Aim of the exercise: Format all of the data below as a numbered list, one line per item, and omit any blank lines.

Entries provided:

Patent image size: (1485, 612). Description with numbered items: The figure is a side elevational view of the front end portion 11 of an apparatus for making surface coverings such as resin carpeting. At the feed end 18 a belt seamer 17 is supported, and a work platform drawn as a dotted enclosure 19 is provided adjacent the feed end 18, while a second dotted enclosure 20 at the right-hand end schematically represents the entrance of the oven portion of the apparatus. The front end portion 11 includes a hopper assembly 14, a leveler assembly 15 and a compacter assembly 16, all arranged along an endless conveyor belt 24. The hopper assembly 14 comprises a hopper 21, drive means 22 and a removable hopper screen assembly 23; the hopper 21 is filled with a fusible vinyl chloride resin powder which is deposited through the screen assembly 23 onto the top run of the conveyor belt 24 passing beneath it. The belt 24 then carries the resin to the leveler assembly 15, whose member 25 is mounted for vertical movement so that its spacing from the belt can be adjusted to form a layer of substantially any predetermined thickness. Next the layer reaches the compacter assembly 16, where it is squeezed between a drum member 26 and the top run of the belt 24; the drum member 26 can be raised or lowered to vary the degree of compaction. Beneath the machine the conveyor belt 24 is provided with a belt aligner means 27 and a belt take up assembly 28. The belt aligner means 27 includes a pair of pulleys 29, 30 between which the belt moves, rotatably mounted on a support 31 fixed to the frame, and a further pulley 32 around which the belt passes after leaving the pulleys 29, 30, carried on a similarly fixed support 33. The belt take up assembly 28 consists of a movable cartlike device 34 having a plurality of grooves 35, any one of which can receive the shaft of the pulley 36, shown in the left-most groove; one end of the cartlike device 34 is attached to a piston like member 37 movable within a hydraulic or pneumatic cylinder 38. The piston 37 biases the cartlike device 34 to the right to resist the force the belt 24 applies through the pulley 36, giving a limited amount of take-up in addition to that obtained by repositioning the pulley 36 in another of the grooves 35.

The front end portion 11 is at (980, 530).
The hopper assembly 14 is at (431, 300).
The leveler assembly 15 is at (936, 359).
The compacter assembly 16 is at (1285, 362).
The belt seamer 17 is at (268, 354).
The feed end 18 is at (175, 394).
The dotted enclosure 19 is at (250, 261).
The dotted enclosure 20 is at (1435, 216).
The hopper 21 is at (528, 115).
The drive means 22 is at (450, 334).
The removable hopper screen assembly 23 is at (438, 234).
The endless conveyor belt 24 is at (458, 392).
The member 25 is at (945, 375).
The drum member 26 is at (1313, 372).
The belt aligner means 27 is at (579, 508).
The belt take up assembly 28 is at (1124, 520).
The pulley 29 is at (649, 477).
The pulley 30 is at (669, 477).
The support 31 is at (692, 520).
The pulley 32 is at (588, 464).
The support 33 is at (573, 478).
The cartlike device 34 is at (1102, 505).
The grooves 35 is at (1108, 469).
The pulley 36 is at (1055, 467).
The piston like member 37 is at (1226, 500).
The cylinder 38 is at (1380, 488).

Full response:
1. Patent image size: (1485, 612). Description with numbered items: The figure is a side elevational view of the front end portion 11 of an apparatus for making surface coverings such as resin carpeting. At the feed end 18 a belt seamer 17 is supported, and a work platform drawn as a dotted enclosure 19 is provided adjacent the feed end 18, while a second dotted enclosure 20 at the right-hand end schematically represents the entrance of the oven portion of the apparatus. The front end portion 11 includes a hopper assembly 14, a leveler assembly 15 and a compacter assembly 16, all arranged along an endless conveyor belt 24. The hopper assembly 14 comprises a hopper 21, drive means 22 and a removable hopper screen assembly 23; the hopper 21 is filled with a fusible vinyl chloride resin powder which is deposited through the screen assembly 23 onto the top run of the conveyor belt 24 passing beneath it. The belt 24 then carries the resin to the leveler assembly 15, whose member 25 is mounted for vertical movement so that its spacing from the belt can be adjusted to form a layer of substantially any predetermined thickness. Next the layer reaches the compacter assembly 16, where it is squeezed between a drum member 26 and the top run of the belt 24; the drum member 26 can be raised or lowered to vary the degree of compaction. Beneath the machine the conveyor belt 24 is provided with a belt aligner means 27 and a belt take up assembly 28. The belt aligner means 27 includes a pair of pulleys 29, 30 between which the belt moves, rotatably mounted on a support 31 fixed to the frame, and a further pulley 32 around which the belt passes after leaving the pulleys 29, 30, carried on a similarly fixed support 33. The belt take up assembly 28 consists of a movable cartlike device 34 having a plurality of grooves 35, any one of which can receive the shaft of the pulley 36, shown in the left-most groove; one end of the cartlike device 34 is attached to a piston like member 37 movable within a hydraulic or pneumatic cylinder 38. The piston 37 biases the cartlike device 34 to the right to resist the force the belt 24 applies through the pulley 36, giving a limited amount of take-up in addition to that obtained by repositioning the pulley 36 in another of the grooves 35.
2. The front end portion 11 is at (980, 530).
3. The hopper assembly 14 is at (431, 300).
4. The leveler assembly 15 is at (936, 359).
5. The compacter assembly 16 is at (1285, 362).
6. The belt seamer 17 is at (268, 354).
7. The feed end 18 is at (175, 394).
8. The dotted enclosure 19 is at (250, 261).
9. The dotted enclosure 20 is at (1435, 216).
10. The hopper 21 is at (528, 115).
11. The drive means 22 is at (450, 334).
12. The removable hopper screen assembly 23 is at (438, 234).
13. The endless conveyor belt 24 is at (458, 392).
14. The member 25 is at (945, 375).
15. The drum member 26 is at (1313, 372).
16. The belt aligner means 27 is at (579, 508).
17. The belt take up assembly 28 is at (1124, 520).
18. The pulley 29 is at (649, 477).
19. The pulley 30 is at (669, 477).
20. The support 31 is at (692, 520).
21. The pulley 32 is at (588, 464).
22. The support 33 is at (573, 478).
23. The cartlike device 34 is at (1102, 505).
24. The grooves 35 is at (1108, 469).
25. The pulley 36 is at (1055, 467).
26. The piston like member 37 is at (1226, 500).
27. The cylinder 38 is at (1380, 488).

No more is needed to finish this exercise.